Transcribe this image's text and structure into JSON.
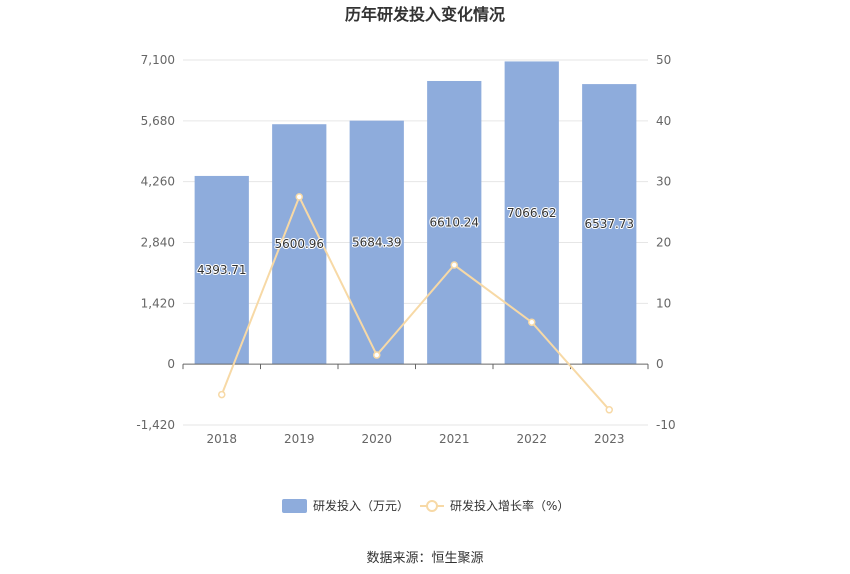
{
  "chart_data": {
    "type": "bar",
    "title": "历年研发投入变化情况",
    "categories": [
      "2018",
      "2019",
      "2020",
      "2021",
      "2022",
      "2023"
    ],
    "series": [
      {
        "name": "研发投入（万元）",
        "type": "bar",
        "axis": "left",
        "color": "#8eacdc",
        "values": [
          4393.71,
          5600.96,
          5684.39,
          6610.24,
          7066.62,
          6537.73
        ],
        "labels": [
          "4393.71",
          "5600.96",
          "5684.39",
          "6610.24",
          "7066.62",
          "6537.73"
        ]
      },
      {
        "name": "研发投入增长率（%）",
        "type": "line",
        "axis": "right",
        "color": "#f7d9a6",
        "values": [
          -5.0,
          27.5,
          1.5,
          16.3,
          6.9,
          -7.5
        ]
      }
    ],
    "yaxis_left": {
      "ylim": [
        -1420,
        7100
      ],
      "ticks": [
        -1420,
        0,
        1420,
        2840,
        4260,
        5680,
        7100
      ],
      "tick_labels": [
        "-1,420",
        "0",
        "1,420",
        "2,840",
        "4,260",
        "5,680",
        "7,100"
      ]
    },
    "yaxis_right": {
      "ylim": [
        -10,
        50
      ],
      "ticks": [
        -10,
        0,
        10,
        20,
        30,
        40,
        50
      ],
      "tick_labels": [
        "-10",
        "0",
        "10",
        "20",
        "30",
        "40",
        "50"
      ]
    },
    "grid": true,
    "legend": "bottom-center",
    "source": "数据来源：恒生聚源"
  }
}
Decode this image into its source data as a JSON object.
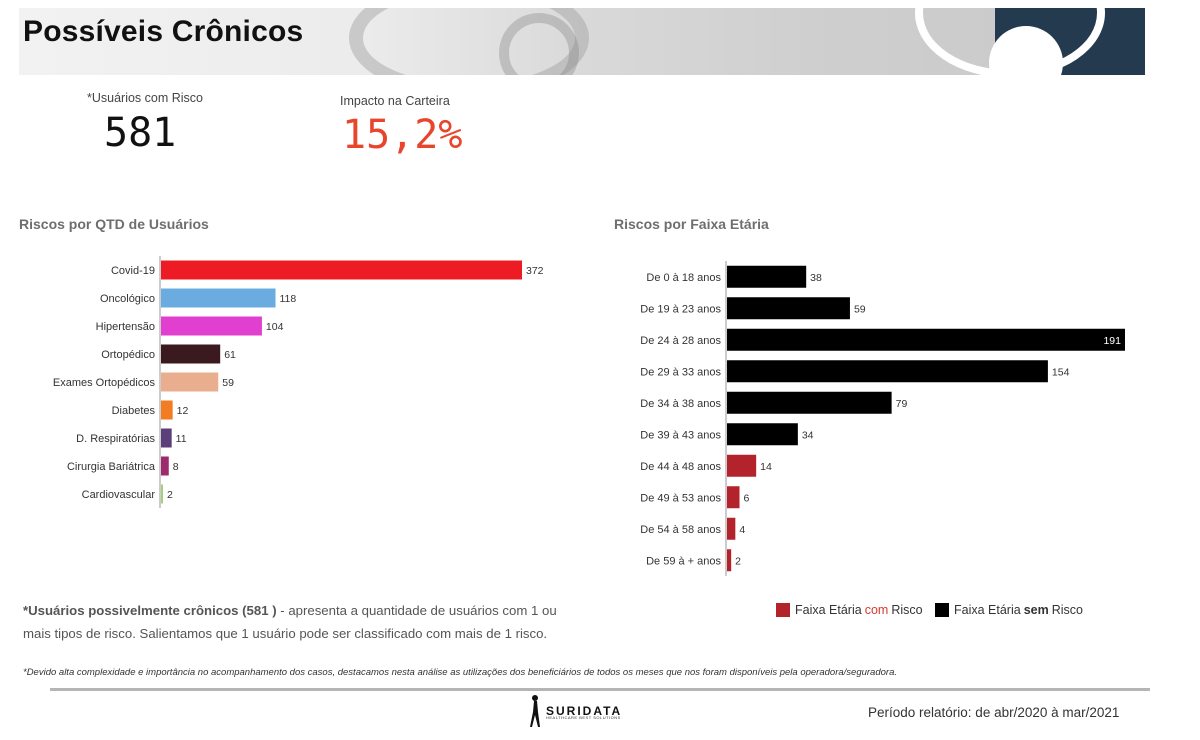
{
  "header": {
    "title": "Possíveis Crônicos"
  },
  "kpis": {
    "users_label": "*Usuários com Risco",
    "users_value": "581",
    "impact_label": "Impacto na Carteira",
    "impact_value": "15,2%",
    "impact_color": "#e8452c"
  },
  "chart_data": [
    {
      "type": "bar",
      "orientation": "horizontal",
      "title": "Riscos por QTD de Usuários",
      "categories": [
        "Covid-19",
        "Oncológico",
        "Hipertensão",
        "Ortopédico",
        "Exames Ortopédicos",
        "Diabetes",
        "D. Respiratórias",
        "Cirurgia Bariátrica",
        "Cardiovascular"
      ],
      "values": [
        372,
        118,
        104,
        61,
        59,
        12,
        11,
        8,
        2
      ],
      "colors": [
        "#ed1c24",
        "#6aacdf",
        "#e03fcf",
        "#3b1a1f",
        "#e9ae8e",
        "#f17c22",
        "#5b3f7a",
        "#9e2a6e",
        "#a6cf7d"
      ],
      "xlim": [
        0,
        372
      ]
    },
    {
      "type": "bar",
      "orientation": "horizontal",
      "title": "Riscos por Faixa Etária",
      "categories": [
        "De 0 à 18 anos",
        "De 19 à 23 anos",
        "De 24 à 28 anos",
        "De 29 à 33 anos",
        "De 34 à 38 anos",
        "De 39 à 43 anos",
        "De 44 à 48 anos",
        "De 49 à 53 anos",
        "De 54 à 58 anos",
        "De 59 à + anos"
      ],
      "values": [
        38,
        59,
        191,
        154,
        79,
        34,
        14,
        6,
        4,
        2
      ],
      "groups": [
        "sem",
        "sem",
        "sem",
        "sem",
        "sem",
        "sem",
        "com",
        "com",
        "com",
        "com"
      ],
      "colors": {
        "com": "#b3232b",
        "sem": "#000000"
      },
      "xlim": [
        0,
        191
      ],
      "legend": {
        "position": "bottom-right",
        "com": {
          "prefix": "Faixa Etária ",
          "highlight": "com",
          "suffix": " Risco"
        },
        "sem": {
          "prefix": "Faixa Etária ",
          "highlight": "sem",
          "suffix": " Risco"
        }
      }
    }
  ],
  "notes": {
    "main_bold": "*Usuários possivelmente crônicos (581 )",
    "main_rest": " - apresenta a quantidade de usuários com 1 ou mais tipos de risco. Salientamos que 1 usuário pode ser classificado com mais de 1 risco.",
    "footnote": "*Devido alta complexidade e importância no acompanhamento dos casos, destacamos nesta análise as utilizações dos beneficiários de todos os meses que nos foram disponíveis pela operadora/seguradora."
  },
  "footer": {
    "brand": "SURIDATA",
    "tagline": "HEALTHCARE BEST SOLUTIONS",
    "period": "Período relatório: de abr/2020 à mar/2021"
  }
}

──────

From the records given above, reproduce all text exactly and exclude each picture.

Transcribe this image's text and structure into JSON.
{
  "chart_data": {
    "type": "bar",
    "title": "历年研发投入变化情况",
    "categories": [
      "2018",
      "2019",
      "2020",
      "2021",
      "2022",
      "2023"
    ],
    "series": [
      {
        "name": "研发投入（万元）",
        "type": "bar",
        "axis": "left",
        "color": "#8eacdc",
        "values": [
          4393.71,
          5600.96,
          5684.39,
          6610.24,
          7066.62,
          6537.73
        ],
        "labels": [
          "4393.71",
          "5600.96",
          "5684.39",
          "6610.24",
          "7066.62",
          "6537.73"
        ]
      },
      {
        "name": "研发投入增长率（%）",
        "type": "line",
        "axis": "right",
        "color": "#f7d9a6",
        "values": [
          -5.0,
          27.5,
          1.5,
          16.3,
          6.9,
          -7.5
        ]
      }
    ],
    "yaxis_left": {
      "ylim": [
        -1420,
        7100
      ],
      "ticks": [
        -1420,
        0,
        1420,
        2840,
        4260,
        5680,
        7100
      ],
      "tick_labels": [
        "-1,420",
        "0",
        "1,420",
        "2,840",
        "4,260",
        "5,680",
        "7,100"
      ]
    },
    "yaxis_right": {
      "ylim": [
        -10,
        50
      ],
      "ticks": [
        -10,
        0,
        10,
        20,
        30,
        40,
        50
      ],
      "tick_labels": [
        "-10",
        "0",
        "10",
        "20",
        "30",
        "40",
        "50"
      ]
    },
    "grid": true,
    "legend": "bottom-center",
    "source": "数据来源：恒生聚源"
  }
}
Decode this image into its source data as a JSON object.
{
  "header": {
    "title": "Possíveis Crônicos"
  },
  "kpis": {
    "users_label": "*Usuários com Risco",
    "users_value": "581",
    "impact_label": "Impacto na Carteira",
    "impact_value": "15,2%",
    "impact_color": "#e8452c"
  },
  "chart_data": [
    {
      "type": "bar",
      "orientation": "horizontal",
      "title": "Riscos por QTD de Usuários",
      "categories": [
        "Covid-19",
        "Oncológico",
        "Hipertensão",
        "Ortopédico",
        "Exames Ortopédicos",
        "Diabetes",
        "D. Respiratórias",
        "Cirurgia Bariátrica",
        "Cardiovascular"
      ],
      "values": [
        372,
        118,
        104,
        61,
        59,
        12,
        11,
        8,
        2
      ],
      "colors": [
        "#ed1c24",
        "#6aacdf",
        "#e03fcf",
        "#3b1a1f",
        "#e9ae8e",
        "#f17c22",
        "#5b3f7a",
        "#9e2a6e",
        "#a6cf7d"
      ],
      "xlim": [
        0,
        372
      ]
    },
    {
      "type": "bar",
      "orientation": "horizontal",
      "title": "Riscos por Faixa Etária",
      "categories": [
        "De 0 à 18 anos",
        "De 19 à 23 anos",
        "De 24 à 28 anos",
        "De 29 à 33 anos",
        "De 34 à 38 anos",
        "De 39 à 43 anos",
        "De 44 à 48 anos",
        "De 49 à 53 anos",
        "De 54 à 58 anos",
        "De 59 à + anos"
      ],
      "values": [
        38,
        59,
        191,
        154,
        79,
        34,
        14,
        6,
        4,
        2
      ],
      "groups": [
        "sem",
        "sem",
        "sem",
        "sem",
        "sem",
        "sem",
        "com",
        "com",
        "com",
        "com"
      ],
      "colors": {
        "com": "#b3232b",
        "sem": "#000000"
      },
      "xlim": [
        0,
        191
      ],
      "legend": {
        "position": "bottom-right",
        "com": {
          "prefix": "Faixa Etária ",
          "highlight": "com",
          "suffix": " Risco"
        },
        "sem": {
          "prefix": "Faixa Etária ",
          "highlight": "sem",
          "suffix": " Risco"
        }
      }
    }
  ],
  "notes": {
    "main_bold": "*Usuários possivelmente crônicos (581 )",
    "main_rest": " - apresenta a quantidade de usuários com 1 ou mais tipos de risco. Salientamos que 1 usuário pode ser classificado com mais de 1 risco.",
    "footnote": "*Devido alta complexidade e importância no acompanhamento dos casos, destacamos nesta análise as utilizações dos beneficiários de todos os meses que nos foram disponíveis pela operadora/seguradora."
  },
  "footer": {
    "brand": "SURIDATA",
    "tagline": "HEALTHCARE BEST SOLUTIONS",
    "period": "Período relatório: de abr/2020 à mar/2021"
  }
}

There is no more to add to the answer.